Work to complete — Copy each line of the material below that includes the string "color".

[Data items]
---

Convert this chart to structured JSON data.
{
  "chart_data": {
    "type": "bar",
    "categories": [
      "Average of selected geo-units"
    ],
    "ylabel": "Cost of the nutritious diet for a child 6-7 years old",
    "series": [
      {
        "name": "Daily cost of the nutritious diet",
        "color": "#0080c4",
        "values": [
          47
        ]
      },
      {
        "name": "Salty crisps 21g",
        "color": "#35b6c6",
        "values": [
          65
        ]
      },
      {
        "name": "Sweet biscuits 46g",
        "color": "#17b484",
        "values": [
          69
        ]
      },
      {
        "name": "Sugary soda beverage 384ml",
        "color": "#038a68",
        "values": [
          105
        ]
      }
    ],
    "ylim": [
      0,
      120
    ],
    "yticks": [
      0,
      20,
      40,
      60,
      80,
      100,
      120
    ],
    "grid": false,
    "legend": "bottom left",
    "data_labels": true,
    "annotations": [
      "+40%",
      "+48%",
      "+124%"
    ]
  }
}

---

Solution below —
        "color": "#0080c4",
        "color": "#35b6c6",
        "color": "#17b484",
        "color": "#038a68",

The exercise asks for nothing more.